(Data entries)
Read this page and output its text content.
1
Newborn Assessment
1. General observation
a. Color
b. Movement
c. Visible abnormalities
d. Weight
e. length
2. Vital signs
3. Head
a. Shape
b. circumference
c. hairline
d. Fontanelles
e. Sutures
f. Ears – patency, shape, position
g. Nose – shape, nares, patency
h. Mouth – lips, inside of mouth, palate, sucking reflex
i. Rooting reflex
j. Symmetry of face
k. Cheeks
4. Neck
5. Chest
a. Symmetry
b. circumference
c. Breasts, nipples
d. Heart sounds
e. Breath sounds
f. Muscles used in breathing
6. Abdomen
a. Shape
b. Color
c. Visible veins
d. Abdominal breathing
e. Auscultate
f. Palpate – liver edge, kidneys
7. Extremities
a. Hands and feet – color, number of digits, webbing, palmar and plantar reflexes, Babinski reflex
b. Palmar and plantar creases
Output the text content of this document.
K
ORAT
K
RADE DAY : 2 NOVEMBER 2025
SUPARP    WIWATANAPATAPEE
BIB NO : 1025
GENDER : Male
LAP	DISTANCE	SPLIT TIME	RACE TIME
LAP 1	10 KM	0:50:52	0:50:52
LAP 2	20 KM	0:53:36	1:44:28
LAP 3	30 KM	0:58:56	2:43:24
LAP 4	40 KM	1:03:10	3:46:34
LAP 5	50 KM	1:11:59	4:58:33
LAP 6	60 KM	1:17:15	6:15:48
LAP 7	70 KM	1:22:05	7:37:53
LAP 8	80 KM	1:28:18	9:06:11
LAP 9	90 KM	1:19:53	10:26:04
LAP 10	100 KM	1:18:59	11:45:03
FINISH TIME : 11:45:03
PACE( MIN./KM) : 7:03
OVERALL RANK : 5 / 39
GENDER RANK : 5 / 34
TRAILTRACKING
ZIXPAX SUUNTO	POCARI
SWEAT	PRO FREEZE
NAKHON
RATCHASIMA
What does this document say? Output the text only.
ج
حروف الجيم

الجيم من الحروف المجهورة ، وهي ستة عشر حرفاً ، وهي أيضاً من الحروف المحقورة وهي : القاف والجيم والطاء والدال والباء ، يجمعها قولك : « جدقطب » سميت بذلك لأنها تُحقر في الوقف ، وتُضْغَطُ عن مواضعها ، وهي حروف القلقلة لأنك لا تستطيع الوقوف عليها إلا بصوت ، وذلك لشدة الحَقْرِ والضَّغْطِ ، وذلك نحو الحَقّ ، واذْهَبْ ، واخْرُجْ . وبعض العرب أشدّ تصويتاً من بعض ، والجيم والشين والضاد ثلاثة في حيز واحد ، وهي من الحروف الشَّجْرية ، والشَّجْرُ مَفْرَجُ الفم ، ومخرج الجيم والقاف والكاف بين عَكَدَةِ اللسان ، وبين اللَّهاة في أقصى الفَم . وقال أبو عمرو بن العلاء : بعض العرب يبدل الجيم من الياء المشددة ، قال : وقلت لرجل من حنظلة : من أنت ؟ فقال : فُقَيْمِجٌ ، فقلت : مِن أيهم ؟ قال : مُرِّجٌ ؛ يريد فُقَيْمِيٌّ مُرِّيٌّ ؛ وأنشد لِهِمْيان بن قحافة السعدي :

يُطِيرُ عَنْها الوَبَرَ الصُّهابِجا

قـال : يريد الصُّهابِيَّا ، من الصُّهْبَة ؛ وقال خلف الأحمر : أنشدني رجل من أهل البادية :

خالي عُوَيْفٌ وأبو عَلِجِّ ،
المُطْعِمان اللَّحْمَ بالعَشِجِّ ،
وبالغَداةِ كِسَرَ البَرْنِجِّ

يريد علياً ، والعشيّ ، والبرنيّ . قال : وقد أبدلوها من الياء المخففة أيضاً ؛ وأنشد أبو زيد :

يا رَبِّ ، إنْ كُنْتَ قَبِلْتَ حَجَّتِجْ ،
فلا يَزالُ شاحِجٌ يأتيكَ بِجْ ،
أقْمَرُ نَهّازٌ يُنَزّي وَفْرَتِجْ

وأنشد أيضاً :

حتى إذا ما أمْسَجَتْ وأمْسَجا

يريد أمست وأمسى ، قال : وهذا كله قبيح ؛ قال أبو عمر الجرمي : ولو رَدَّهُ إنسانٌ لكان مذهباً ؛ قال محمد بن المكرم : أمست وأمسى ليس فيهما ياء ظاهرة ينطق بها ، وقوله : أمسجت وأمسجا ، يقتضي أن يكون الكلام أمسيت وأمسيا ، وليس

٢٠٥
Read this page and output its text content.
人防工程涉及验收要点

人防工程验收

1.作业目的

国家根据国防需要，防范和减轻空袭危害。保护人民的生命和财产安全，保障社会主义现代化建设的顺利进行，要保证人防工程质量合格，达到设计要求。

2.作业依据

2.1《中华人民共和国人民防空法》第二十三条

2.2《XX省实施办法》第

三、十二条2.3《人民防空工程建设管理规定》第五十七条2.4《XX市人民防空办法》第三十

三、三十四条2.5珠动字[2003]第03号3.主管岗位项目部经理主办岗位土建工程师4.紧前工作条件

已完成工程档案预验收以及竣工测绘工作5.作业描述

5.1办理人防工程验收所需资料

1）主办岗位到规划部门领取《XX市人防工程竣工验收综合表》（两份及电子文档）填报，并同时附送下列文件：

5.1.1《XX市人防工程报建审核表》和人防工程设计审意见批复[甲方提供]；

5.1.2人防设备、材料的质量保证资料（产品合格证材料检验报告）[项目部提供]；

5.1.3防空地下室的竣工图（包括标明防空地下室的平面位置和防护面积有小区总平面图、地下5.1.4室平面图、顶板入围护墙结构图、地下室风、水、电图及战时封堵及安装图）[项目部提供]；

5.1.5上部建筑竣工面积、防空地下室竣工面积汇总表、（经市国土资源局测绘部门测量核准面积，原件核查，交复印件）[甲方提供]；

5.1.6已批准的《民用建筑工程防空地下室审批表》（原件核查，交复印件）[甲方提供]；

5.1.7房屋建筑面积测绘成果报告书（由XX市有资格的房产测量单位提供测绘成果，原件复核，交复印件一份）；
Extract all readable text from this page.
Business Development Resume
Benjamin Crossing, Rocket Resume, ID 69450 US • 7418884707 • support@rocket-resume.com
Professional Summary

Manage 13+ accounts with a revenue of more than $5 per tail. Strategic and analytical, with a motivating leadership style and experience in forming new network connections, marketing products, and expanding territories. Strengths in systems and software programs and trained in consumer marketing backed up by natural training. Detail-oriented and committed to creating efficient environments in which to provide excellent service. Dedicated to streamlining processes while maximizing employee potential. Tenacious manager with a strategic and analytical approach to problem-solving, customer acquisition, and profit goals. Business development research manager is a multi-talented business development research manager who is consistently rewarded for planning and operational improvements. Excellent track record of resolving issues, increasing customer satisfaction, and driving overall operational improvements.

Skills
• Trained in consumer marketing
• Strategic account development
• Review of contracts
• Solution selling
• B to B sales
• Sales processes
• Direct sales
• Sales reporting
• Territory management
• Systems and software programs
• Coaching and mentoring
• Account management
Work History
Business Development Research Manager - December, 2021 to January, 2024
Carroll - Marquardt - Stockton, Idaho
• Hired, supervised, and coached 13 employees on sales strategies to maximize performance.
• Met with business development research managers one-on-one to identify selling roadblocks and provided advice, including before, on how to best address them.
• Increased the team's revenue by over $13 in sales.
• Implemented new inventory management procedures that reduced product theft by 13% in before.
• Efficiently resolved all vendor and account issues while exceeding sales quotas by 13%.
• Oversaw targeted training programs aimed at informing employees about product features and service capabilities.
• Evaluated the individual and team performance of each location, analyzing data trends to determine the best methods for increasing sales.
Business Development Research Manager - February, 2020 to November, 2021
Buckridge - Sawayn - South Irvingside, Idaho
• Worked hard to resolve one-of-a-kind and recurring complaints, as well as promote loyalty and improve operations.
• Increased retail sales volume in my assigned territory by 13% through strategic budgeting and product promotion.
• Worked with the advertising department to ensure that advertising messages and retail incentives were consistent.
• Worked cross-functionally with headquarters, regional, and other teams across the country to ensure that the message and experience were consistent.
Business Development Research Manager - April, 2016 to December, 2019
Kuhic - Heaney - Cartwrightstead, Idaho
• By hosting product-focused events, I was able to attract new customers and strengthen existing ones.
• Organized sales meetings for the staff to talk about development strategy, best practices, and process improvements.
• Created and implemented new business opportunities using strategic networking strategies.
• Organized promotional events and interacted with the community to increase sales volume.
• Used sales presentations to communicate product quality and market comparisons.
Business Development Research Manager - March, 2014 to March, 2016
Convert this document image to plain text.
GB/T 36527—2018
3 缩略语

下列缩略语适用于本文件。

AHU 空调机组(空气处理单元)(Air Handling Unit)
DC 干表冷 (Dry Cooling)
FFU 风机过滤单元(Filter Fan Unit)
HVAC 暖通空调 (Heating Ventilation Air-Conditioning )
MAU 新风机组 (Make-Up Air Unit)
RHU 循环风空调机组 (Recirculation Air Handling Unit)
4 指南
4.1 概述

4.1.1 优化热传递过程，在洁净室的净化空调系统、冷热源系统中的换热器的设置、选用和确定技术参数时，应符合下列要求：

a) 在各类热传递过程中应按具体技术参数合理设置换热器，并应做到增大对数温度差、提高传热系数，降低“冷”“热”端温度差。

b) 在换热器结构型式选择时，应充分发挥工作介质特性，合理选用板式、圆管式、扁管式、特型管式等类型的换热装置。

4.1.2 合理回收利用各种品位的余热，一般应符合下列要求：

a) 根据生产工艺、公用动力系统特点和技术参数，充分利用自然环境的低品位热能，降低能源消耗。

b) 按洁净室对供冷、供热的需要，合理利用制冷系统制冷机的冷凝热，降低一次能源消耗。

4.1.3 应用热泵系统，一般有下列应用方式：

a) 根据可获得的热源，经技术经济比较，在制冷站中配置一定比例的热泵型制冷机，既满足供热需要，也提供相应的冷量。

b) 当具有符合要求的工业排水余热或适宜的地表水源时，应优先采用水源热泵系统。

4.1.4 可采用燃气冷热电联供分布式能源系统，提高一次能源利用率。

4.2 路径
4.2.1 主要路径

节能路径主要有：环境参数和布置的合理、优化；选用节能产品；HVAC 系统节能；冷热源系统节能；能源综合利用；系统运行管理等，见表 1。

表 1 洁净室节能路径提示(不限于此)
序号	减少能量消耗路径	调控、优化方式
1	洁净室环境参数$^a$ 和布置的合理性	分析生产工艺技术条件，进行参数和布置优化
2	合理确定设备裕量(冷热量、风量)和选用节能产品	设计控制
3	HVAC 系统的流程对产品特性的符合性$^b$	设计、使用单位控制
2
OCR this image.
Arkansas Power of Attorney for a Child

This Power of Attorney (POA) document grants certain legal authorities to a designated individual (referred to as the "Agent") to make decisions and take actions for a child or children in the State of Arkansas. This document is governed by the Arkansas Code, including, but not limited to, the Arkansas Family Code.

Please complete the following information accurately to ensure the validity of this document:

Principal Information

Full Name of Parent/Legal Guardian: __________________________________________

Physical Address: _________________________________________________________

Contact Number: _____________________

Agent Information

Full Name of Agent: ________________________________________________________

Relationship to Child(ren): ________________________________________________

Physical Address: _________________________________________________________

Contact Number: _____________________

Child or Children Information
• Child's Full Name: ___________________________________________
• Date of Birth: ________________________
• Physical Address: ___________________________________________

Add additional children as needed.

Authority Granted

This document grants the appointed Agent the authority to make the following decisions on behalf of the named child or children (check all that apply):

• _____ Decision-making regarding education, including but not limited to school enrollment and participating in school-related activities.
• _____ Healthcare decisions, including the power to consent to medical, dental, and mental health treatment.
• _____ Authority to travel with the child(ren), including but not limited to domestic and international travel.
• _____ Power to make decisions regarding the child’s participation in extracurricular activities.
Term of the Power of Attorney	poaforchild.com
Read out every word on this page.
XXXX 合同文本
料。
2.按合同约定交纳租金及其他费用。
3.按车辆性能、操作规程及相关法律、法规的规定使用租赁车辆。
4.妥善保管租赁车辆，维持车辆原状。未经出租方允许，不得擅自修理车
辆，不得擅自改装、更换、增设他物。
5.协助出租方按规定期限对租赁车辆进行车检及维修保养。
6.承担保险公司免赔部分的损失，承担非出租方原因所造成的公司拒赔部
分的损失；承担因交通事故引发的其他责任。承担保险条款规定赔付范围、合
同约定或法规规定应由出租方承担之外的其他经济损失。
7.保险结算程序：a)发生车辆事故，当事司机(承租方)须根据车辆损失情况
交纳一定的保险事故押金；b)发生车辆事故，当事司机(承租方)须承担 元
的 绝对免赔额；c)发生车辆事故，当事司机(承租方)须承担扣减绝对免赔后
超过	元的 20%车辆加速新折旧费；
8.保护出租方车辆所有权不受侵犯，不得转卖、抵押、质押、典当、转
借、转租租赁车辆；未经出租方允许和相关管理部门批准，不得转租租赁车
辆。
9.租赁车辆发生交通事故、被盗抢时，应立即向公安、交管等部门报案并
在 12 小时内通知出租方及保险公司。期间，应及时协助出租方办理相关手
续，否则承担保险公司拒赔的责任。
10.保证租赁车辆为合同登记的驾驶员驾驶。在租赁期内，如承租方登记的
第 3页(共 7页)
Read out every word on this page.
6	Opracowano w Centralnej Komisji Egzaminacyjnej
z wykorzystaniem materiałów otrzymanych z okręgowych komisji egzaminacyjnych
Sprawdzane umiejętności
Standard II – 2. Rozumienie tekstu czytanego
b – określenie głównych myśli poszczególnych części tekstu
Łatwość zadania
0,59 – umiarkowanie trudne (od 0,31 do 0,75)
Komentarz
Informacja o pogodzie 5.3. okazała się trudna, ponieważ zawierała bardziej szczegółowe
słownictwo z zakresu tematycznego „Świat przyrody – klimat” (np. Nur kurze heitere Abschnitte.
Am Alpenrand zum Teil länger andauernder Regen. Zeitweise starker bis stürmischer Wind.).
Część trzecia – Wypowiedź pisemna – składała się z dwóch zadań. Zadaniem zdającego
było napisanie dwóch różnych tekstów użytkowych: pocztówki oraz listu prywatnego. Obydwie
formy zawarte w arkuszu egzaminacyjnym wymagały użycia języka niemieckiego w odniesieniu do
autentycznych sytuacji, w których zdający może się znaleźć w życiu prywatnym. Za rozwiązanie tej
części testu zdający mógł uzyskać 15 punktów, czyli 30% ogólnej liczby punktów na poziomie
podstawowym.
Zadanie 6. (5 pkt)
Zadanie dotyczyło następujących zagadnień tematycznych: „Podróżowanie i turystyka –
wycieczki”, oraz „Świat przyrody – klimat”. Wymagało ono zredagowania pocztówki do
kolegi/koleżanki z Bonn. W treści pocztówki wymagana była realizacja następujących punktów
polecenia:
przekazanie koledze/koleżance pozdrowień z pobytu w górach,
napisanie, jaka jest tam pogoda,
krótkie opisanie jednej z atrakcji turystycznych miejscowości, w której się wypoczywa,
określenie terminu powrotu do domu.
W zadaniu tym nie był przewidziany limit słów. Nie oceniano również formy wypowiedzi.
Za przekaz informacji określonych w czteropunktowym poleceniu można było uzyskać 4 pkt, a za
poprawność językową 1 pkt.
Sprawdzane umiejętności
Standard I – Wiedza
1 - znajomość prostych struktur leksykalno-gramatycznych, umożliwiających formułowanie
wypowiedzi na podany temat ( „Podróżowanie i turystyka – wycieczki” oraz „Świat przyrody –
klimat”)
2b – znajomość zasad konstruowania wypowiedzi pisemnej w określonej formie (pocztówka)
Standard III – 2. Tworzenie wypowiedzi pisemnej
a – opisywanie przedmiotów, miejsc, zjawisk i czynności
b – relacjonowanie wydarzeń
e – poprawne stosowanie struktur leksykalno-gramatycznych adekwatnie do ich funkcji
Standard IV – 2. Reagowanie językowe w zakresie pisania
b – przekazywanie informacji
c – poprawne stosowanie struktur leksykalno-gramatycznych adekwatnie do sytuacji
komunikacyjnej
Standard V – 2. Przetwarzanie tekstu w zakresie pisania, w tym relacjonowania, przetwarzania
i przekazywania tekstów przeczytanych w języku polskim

* Written task: Look through the material above and pick out each line holding the word "patency".

* Written solution:
f. Ears – patency, shape, position
g. Nose – shape, nares, patency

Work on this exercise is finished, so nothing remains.